- EXTRACTED INFORMATION -
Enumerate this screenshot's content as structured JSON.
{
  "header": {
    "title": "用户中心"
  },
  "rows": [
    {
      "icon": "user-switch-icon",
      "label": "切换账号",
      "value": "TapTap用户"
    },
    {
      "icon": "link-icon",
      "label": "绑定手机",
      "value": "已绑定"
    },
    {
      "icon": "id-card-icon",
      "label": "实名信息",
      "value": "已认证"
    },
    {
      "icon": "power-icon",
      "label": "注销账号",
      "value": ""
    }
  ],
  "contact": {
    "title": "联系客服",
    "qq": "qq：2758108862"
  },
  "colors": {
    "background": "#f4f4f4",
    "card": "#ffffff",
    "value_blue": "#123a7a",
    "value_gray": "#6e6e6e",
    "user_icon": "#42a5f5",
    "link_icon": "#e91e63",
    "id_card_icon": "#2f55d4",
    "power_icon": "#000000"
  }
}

- YOUR INSTRUCTIONS -
Write down every line of the data exactly as it appears above.

- TASK ANSWER -
Enumerate this screenshot's content as structured JSON.
{
  "header": {
    "title": "用户中心"
  },
  "rows": [
    {
      "icon": "user-switch-icon",
      "label": "切换账号",
      "value": "TapTap用户"
    },
    {
      "icon": "link-icon",
      "label": "绑定手机",
      "value": "已绑定"
    },
    {
      "icon": "id-card-icon",
      "label": "实名信息",
      "value": "已认证"
    },
    {
      "icon": "power-icon",
      "label": "注销账号",
      "value": ""
    }
  ],
  "contact": {
    "title": "联系客服",
    "qq": "qq：2758108862"
  },
  "colors": {
    "background": "#f4f4f4",
    "card": "#ffffff",
    "value_blue": "#123a7a",
    "value_gray": "#6e6e6e",
    "user_icon": "#42a5f5",
    "link_icon": "#e91e63",
    "id_card_icon": "#2f55d4",
    "power_icon": "#000000"
  }
}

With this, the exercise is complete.